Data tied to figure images
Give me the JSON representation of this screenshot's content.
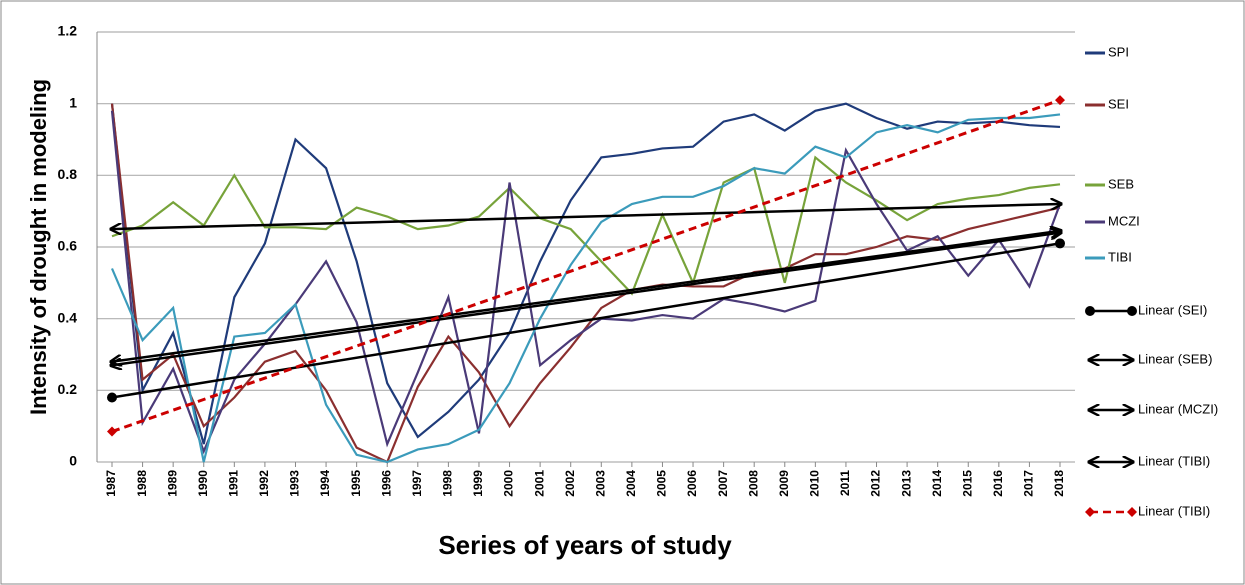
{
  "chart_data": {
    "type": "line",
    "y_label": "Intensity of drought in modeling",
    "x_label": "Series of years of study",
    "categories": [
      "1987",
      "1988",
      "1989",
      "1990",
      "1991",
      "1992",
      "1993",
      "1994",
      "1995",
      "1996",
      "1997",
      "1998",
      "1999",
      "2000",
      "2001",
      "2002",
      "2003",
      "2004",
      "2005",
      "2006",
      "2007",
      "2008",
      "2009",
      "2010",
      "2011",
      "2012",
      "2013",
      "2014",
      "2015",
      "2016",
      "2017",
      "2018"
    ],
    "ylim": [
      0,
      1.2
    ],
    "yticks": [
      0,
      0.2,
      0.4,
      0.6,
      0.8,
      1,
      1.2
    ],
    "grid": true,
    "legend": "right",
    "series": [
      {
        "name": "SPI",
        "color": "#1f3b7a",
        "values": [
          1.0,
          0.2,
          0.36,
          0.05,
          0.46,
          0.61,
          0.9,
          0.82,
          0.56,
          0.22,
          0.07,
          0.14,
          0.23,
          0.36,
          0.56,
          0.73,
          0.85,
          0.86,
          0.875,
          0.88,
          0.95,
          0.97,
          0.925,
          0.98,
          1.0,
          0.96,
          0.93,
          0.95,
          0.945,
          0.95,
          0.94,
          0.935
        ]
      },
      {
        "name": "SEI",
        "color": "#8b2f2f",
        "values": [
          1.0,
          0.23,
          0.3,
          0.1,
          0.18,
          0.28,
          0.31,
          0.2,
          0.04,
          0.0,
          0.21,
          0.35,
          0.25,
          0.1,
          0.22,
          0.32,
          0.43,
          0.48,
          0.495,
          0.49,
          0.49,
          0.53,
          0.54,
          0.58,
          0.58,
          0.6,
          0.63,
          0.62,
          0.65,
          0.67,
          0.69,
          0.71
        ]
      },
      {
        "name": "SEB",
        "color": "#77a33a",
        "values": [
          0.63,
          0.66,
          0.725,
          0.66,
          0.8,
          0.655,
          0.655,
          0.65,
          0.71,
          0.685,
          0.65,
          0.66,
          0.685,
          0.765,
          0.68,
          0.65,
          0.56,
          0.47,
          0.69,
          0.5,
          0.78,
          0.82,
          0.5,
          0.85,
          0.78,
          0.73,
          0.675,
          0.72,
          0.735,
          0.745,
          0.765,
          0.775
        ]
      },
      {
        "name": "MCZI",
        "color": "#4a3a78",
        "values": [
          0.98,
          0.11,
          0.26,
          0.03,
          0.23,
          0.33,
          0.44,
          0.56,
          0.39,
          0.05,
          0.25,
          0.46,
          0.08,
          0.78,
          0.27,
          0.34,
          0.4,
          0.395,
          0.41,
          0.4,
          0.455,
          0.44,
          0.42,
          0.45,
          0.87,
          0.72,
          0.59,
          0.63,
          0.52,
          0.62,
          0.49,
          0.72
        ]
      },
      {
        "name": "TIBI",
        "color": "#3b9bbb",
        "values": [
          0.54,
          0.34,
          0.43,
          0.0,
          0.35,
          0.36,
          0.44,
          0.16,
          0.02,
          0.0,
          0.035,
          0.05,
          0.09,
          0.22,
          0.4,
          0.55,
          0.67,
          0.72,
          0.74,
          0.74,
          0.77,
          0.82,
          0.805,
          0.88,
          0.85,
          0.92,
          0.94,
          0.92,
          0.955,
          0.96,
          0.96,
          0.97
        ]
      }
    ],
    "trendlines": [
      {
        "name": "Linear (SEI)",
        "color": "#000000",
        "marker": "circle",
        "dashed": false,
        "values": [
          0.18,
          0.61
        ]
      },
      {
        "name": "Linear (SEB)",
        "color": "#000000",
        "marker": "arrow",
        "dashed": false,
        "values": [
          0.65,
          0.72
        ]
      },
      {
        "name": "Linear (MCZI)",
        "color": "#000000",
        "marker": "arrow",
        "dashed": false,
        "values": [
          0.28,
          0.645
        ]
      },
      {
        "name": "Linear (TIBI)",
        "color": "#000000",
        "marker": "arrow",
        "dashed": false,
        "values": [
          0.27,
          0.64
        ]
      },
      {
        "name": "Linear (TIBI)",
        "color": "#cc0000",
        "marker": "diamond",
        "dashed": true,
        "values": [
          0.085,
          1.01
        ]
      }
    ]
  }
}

### What you will do
Retype the entries word for word. Omit any images.

### Answer for the task
Give me the JSON representation of this screenshot's content.
{
  "chart_data": {
    "type": "line",
    "y_label": "Intensity of drought in modeling",
    "x_label": "Series of years of study",
    "categories": [
      "1987",
      "1988",
      "1989",
      "1990",
      "1991",
      "1992",
      "1993",
      "1994",
      "1995",
      "1996",
      "1997",
      "1998",
      "1999",
      "2000",
      "2001",
      "2002",
      "2003",
      "2004",
      "2005",
      "2006",
      "2007",
      "2008",
      "2009",
      "2010",
      "2011",
      "2012",
      "2013",
      "2014",
      "2015",
      "2016",
      "2017",
      "2018"
    ],
    "ylim": [
      0,
      1.2
    ],
    "yticks": [
      0,
      0.2,
      0.4,
      0.6,
      0.8,
      1,
      1.2
    ],
    "grid": true,
    "legend": "right",
    "series": [
      {
        "name": "SPI",
        "color": "#1f3b7a",
        "values": [
          1.0,
          0.2,
          0.36,
          0.05,
          0.46,
          0.61,
          0.9,
          0.82,
          0.56,
          0.22,
          0.07,
          0.14,
          0.23,
          0.36,
          0.56,
          0.73,
          0.85,
          0.86,
          0.875,
          0.88,
          0.95,
          0.97,
          0.925,
          0.98,
          1.0,
          0.96,
          0.93,
          0.95,
          0.945,
          0.95,
          0.94,
          0.935
        ]
      },
      {
        "name": "SEI",
        "color": "#8b2f2f",
        "values": [
          1.0,
          0.23,
          0.3,
          0.1,
          0.18,
          0.28,
          0.31,
          0.2,
          0.04,
          0.0,
          0.21,
          0.35,
          0.25,
          0.1,
          0.22,
          0.32,
          0.43,
          0.48,
          0.495,
          0.49,
          0.49,
          0.53,
          0.54,
          0.58,
          0.58,
          0.6,
          0.63,
          0.62,
          0.65,
          0.67,
          0.69,
          0.71
        ]
      },
      {
        "name": "SEB",
        "color": "#77a33a",
        "values": [
          0.63,
          0.66,
          0.725,
          0.66,
          0.8,
          0.655,
          0.655,
          0.65,
          0.71,
          0.685,
          0.65,
          0.66,
          0.685,
          0.765,
          0.68,
          0.65,
          0.56,
          0.47,
          0.69,
          0.5,
          0.78,
          0.82,
          0.5,
          0.85,
          0.78,
          0.73,
          0.675,
          0.72,
          0.735,
          0.745,
          0.765,
          0.775
        ]
      },
      {
        "name": "MCZI",
        "color": "#4a3a78",
        "values": [
          0.98,
          0.11,
          0.26,
          0.03,
          0.23,
          0.33,
          0.44,
          0.56,
          0.39,
          0.05,
          0.25,
          0.46,
          0.08,
          0.78,
          0.27,
          0.34,
          0.4,
          0.395,
          0.41,
          0.4,
          0.455,
          0.44,
          0.42,
          0.45,
          0.87,
          0.72,
          0.59,
          0.63,
          0.52,
          0.62,
          0.49,
          0.72
        ]
      },
      {
        "name": "TIBI",
        "color": "#3b9bbb",
        "values": [
          0.54,
          0.34,
          0.43,
          0.0,
          0.35,
          0.36,
          0.44,
          0.16,
          0.02,
          0.0,
          0.035,
          0.05,
          0.09,
          0.22,
          0.4,
          0.55,
          0.67,
          0.72,
          0.74,
          0.74,
          0.77,
          0.82,
          0.805,
          0.88,
          0.85,
          0.92,
          0.94,
          0.92,
          0.955,
          0.96,
          0.96,
          0.97
        ]
      }
    ],
    "trendlines": [
      {
        "name": "Linear (SEI)",
        "color": "#000000",
        "marker": "circle",
        "dashed": false,
        "values": [
          0.18,
          0.61
        ]
      },
      {
        "name": "Linear (SEB)",
        "color": "#000000",
        "marker": "arrow",
        "dashed": false,
        "values": [
          0.65,
          0.72
        ]
      },
      {
        "name": "Linear (MCZI)",
        "color": "#000000",
        "marker": "arrow",
        "dashed": false,
        "values": [
          0.28,
          0.645
        ]
      },
      {
        "name": "Linear (TIBI)",
        "color": "#000000",
        "marker": "arrow",
        "dashed": false,
        "values": [
          0.27,
          0.64
        ]
      },
      {
        "name": "Linear (TIBI)",
        "color": "#cc0000",
        "marker": "diamond",
        "dashed": true,
        "values": [
          0.085,
          1.01
        ]
      }
    ]
  }
}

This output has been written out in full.